Structured figure records:
———

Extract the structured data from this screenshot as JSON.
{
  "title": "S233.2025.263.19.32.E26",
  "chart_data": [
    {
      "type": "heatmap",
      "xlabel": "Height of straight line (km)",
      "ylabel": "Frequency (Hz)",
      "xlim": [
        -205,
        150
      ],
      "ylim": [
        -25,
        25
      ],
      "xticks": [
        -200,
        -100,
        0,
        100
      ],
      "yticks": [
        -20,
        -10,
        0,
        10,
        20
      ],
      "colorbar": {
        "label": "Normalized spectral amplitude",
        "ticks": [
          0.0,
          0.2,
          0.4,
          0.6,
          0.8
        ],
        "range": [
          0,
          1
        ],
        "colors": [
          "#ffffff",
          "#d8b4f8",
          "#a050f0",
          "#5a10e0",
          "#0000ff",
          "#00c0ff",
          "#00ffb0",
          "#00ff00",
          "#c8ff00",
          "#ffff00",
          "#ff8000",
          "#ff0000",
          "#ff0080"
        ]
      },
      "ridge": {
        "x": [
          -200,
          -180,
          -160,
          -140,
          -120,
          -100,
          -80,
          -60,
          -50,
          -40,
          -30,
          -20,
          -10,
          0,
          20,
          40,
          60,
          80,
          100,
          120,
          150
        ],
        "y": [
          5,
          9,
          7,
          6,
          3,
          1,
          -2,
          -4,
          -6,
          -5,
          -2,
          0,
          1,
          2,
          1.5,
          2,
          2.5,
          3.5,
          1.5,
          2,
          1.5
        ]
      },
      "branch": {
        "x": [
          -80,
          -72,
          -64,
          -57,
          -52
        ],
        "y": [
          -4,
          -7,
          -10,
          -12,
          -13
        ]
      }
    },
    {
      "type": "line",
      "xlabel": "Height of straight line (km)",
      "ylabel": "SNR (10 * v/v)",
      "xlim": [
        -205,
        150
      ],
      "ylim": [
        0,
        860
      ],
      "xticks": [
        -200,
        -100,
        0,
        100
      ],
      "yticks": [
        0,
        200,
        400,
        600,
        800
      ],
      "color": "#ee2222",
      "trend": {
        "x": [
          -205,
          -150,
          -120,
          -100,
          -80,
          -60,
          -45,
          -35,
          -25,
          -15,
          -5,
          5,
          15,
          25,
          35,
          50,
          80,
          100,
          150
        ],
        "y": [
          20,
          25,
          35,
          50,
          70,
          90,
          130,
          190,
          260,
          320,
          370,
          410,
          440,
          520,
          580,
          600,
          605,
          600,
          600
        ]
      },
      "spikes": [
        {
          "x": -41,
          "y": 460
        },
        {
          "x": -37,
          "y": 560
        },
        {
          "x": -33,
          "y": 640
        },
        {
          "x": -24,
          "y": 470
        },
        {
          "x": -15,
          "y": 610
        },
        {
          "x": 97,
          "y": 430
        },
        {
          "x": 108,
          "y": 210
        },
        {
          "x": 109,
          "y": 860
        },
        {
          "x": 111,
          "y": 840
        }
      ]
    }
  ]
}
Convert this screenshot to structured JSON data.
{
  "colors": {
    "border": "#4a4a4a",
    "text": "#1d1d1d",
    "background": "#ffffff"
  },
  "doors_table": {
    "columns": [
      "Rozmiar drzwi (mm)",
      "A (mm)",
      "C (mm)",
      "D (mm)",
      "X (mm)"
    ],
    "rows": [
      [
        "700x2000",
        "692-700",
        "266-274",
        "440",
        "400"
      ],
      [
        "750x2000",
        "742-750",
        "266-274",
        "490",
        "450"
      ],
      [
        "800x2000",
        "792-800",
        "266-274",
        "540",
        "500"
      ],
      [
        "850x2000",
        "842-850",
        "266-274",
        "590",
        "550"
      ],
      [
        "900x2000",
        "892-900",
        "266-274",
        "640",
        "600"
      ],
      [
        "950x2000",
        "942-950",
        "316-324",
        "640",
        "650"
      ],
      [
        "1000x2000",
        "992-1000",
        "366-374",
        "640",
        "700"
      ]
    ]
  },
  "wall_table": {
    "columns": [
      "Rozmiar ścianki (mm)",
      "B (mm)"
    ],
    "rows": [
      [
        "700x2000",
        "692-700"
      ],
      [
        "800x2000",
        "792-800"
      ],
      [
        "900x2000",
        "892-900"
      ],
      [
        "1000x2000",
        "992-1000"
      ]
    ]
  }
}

———

◆ **What is needed**:
Output each record precisely as given.

◆ **Response for this exercise**:
Extract the structured data from this screenshot as JSON.
{
  "title": "S233.2025.263.19.32.E26",
  "chart_data": [
    {
      "type": "heatmap",
      "xlabel": "Height of straight line (km)",
      "ylabel": "Frequency (Hz)",
      "xlim": [
        -205,
        150
      ],
      "ylim": [
        -25,
        25
      ],
      "xticks": [
        -200,
        -100,
        0,
        100
      ],
      "yticks": [
        -20,
        -10,
        0,
        10,
        20
      ],
      "colorbar": {
        "label": "Normalized spectral amplitude",
        "ticks": [
          0.0,
          0.2,
          0.4,
          0.6,
          0.8
        ],
        "range": [
          0,
          1
        ],
        "colors": [
          "#ffffff",
          "#d8b4f8",
          "#a050f0",
          "#5a10e0",
          "#0000ff",
          "#00c0ff",
          "#00ffb0",
          "#00ff00",
          "#c8ff00",
          "#ffff00",
          "#ff8000",
          "#ff0000",
          "#ff0080"
        ]
      },
      "ridge": {
        "x": [
          -200,
          -180,
          -160,
          -140,
          -120,
          -100,
          -80,
          -60,
          -50,
          -40,
          -30,
          -20,
          -10,
          0,
          20,
          40,
          60,
          80,
          100,
          120,
          150
        ],
        "y": [
          5,
          9,
          7,
          6,
          3,
          1,
          -2,
          -4,
          -6,
          -5,
          -2,
          0,
          1,
          2,
          1.5,
          2,
          2.5,
          3.5,
          1.5,
          2,
          1.5
        ]
      },
      "branch": {
        "x": [
          -80,
          -72,
          -64,
          -57,
          -52
        ],
        "y": [
          -4,
          -7,
          -10,
          -12,
          -13
        ]
      }
    },
    {
      "type": "line",
      "xlabel": "Height of straight line (km)",
      "ylabel": "SNR (10 * v/v)",
      "xlim": [
        -205,
        150
      ],
      "ylim": [
        0,
        860
      ],
      "xticks": [
        -200,
        -100,
        0,
        100
      ],
      "yticks": [
        0,
        200,
        400,
        600,
        800
      ],
      "color": "#ee2222",
      "trend": {
        "x": [
          -205,
          -150,
          -120,
          -100,
          -80,
          -60,
          -45,
          -35,
          -25,
          -15,
          -5,
          5,
          15,
          25,
          35,
          50,
          80,
          100,
          150
        ],
        "y": [
          20,
          25,
          35,
          50,
          70,
          90,
          130,
          190,
          260,
          320,
          370,
          410,
          440,
          520,
          580,
          600,
          605,
          600,
          600
        ]
      },
      "spikes": [
        {
          "x": -41,
          "y": 460
        },
        {
          "x": -37,
          "y": 560
        },
        {
          "x": -33,
          "y": 640
        },
        {
          "x": -24,
          "y": 470
        },
        {
          "x": -15,
          "y": 610
        },
        {
          "x": 97,
          "y": 430
        },
        {
          "x": 108,
          "y": 210
        },
        {
          "x": 109,
          "y": 860
        },
        {
          "x": 111,
          "y": 840
        }
      ]
    }
  ]
}
Convert this screenshot to structured JSON data.
{
  "colors": {
    "border": "#4a4a4a",
    "text": "#1d1d1d",
    "background": "#ffffff"
  },
  "doors_table": {
    "columns": [
      "Rozmiar drzwi (mm)",
      "A (mm)",
      "C (mm)",
      "D (mm)",
      "X (mm)"
    ],
    "rows": [
      [
        "700x2000",
        "692-700",
        "266-274",
        "440",
        "400"
      ],
      [
        "750x2000",
        "742-750",
        "266-274",
        "490",
        "450"
      ],
      [
        "800x2000",
        "792-800",
        "266-274",
        "540",
        "500"
      ],
      [
        "850x2000",
        "842-850",
        "266-274",
        "590",
        "550"
      ],
      [
        "900x2000",
        "892-900",
        "266-274",
        "640",
        "600"
      ],
      [
        "950x2000",
        "942-950",
        "316-324",
        "640",
        "650"
      ],
      [
        "1000x2000",
        "992-1000",
        "366-374",
        "640",
        "700"
      ]
    ]
  },
  "wall_table": {
    "columns": [
      "Rozmiar ścianki (mm)",
      "B (mm)"
    ],
    "rows": [
      [
        "700x2000",
        "692-700"
      ],
      [
        "800x2000",
        "792-800"
      ],
      [
        "900x2000",
        "892-900"
      ],
      [
        "1000x2000",
        "992-1000"
      ]
    ]
  }
}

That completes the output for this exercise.